=== Your instructions ===
Transcribe every entry word for word, but skip the images.

(begin)

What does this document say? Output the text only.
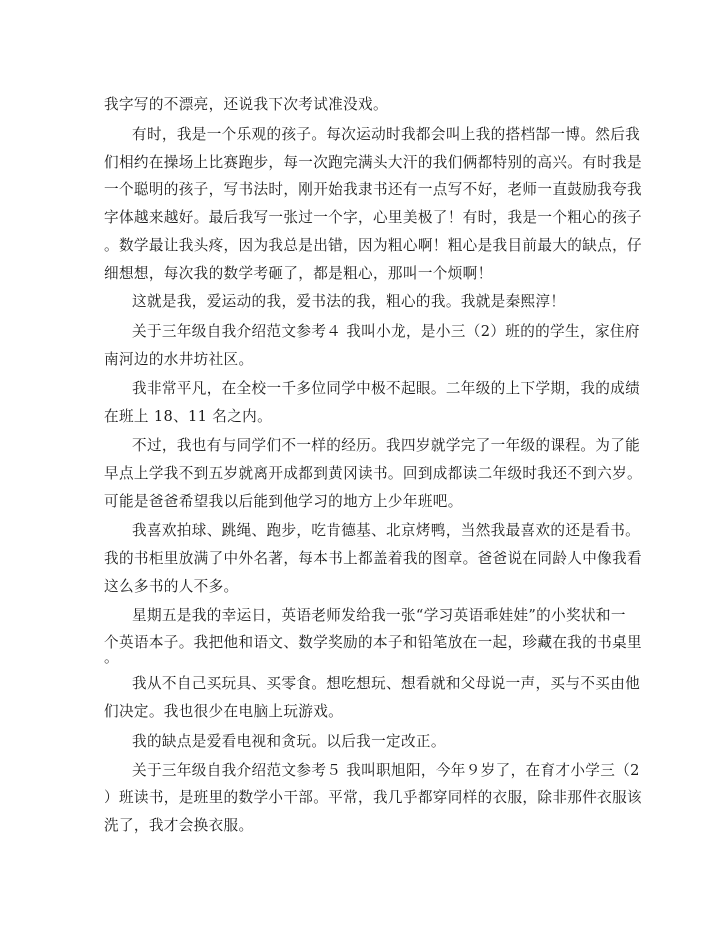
我字写的不漂亮，还说我下次考试准没戏。
有时，我是一个乐观的孩子。每次运动时我都会叫上我的搭档郜一博。然后我
们相约在操场上比赛跑步，每一次跑完满头大汗的我们俩都特别的高兴。有时我是
一个聪明的孩子，写书法时，刚开始我隶书还有一点写不好，老师一直鼓励我夸我
字体越来越好。最后我写一张过一个字，心里美极了！有时，我是一个粗心的孩子
。数学最让我头疼，因为我总是出错，因为粗心啊！粗心是我目前最大的缺点，仔
细想想，每次我的数学考砸了，都是粗心，那叫一个烦啊！
这就是我，爱运动的我，爱书法的我，粗心的我。我就是秦熙淳！
关于三年级自我介绍范文参考４ 我叫小龙，是小三（2）班的的学生，家住府
南河边的水井坊社区。
我非常平凡，在全校一千多位同学中极不起眼。二年级的上下学期，我的成绩
在班上 18、11 名之内。
不过，我也有与同学们不一样的经历。我四岁就学完了一年级的课程。为了能
早点上学我不到五岁就离开成都到黄冈读书。回到成都读二年级时我还不到六岁。
可能是爸爸希望我以后能到他学习的地方上少年班吧。
我喜欢拍球、跳绳、跑步，吃肯德基、北京烤鸭，当然我最喜欢的还是看书。
我的书柜里放满了中外名著，每本书上都盖着我的图章。爸爸说在同龄人中像我看
这么多书的人不多。
星期五是我的幸运日，英语老师发给我一张“学习英语乖娃娃”的小奖状和一
个英语本子。我把他和语文、数学奖励的本子和铅笔放在一起，珍藏在我的书桌里
。
我从不自己买玩具、买零食。想吃想玩、想看就和父母说一声，买与不买由他
们决定。我也很少在电脑上玩游戏。
我的缺点是爱看电视和贪玩。以后我一定改正。
关于三年级自我介绍范文参考５ 我叫职旭阳，今年９岁了，在育才小学三（2
）班读书，是班里的数学小干部。平常，我几乎都穿同样的衣服，除非那件衣服该
洗了，我才会换衣服。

(end)

=== Expected answer ===
What does this document say? Output the text only.
我字写的不漂亮，还说我下次考试准没戏。
有时，我是一个乐观的孩子。每次运动时我都会叫上我的搭档郜一博。然后我
们相约在操场上比赛跑步，每一次跑完满头大汗的我们俩都特别的高兴。有时我是
一个聪明的孩子，写书法时，刚开始我隶书还有一点写不好，老师一直鼓励我夸我
字体越来越好。最后我写一张过一个字，心里美极了！有时，我是一个粗心的孩子
。数学最让我头疼，因为我总是出错，因为粗心啊！粗心是我目前最大的缺点，仔
细想想，每次我的数学考砸了，都是粗心，那叫一个烦啊！
这就是我，爱运动的我，爱书法的我，粗心的我。我就是秦熙淳！
关于三年级自我介绍范文参考４ 我叫小龙，是小三（2）班的的学生，家住府
南河边的水井坊社区。
我非常平凡，在全校一千多位同学中极不起眼。二年级的上下学期，我的成绩
在班上 18、11 名之内。
不过，我也有与同学们不一样的经历。我四岁就学完了一年级的课程。为了能
早点上学我不到五岁就离开成都到黄冈读书。回到成都读二年级时我还不到六岁。
可能是爸爸希望我以后能到他学习的地方上少年班吧。
我喜欢拍球、跳绳、跑步，吃肯德基、北京烤鸭，当然我最喜欢的还是看书。
我的书柜里放满了中外名著，每本书上都盖着我的图章。爸爸说在同龄人中像我看
这么多书的人不多。
星期五是我的幸运日，英语老师发给我一张“学习英语乖娃娃”的小奖状和一
个英语本子。我把他和语文、数学奖励的本子和铅笔放在一起，珍藏在我的书桌里
。
我从不自己买玩具、买零食。想吃想玩、想看就和父母说一声，买与不买由他
们决定。我也很少在电脑上玩游戏。
我的缺点是爱看电视和贪玩。以后我一定改正。
关于三年级自我介绍范文参考５ 我叫职旭阳，今年９岁了，在育才小学三（2
）班读书，是班里的数学小干部。平常，我几乎都穿同样的衣服，除非那件衣服该
洗了，我才会换衣服。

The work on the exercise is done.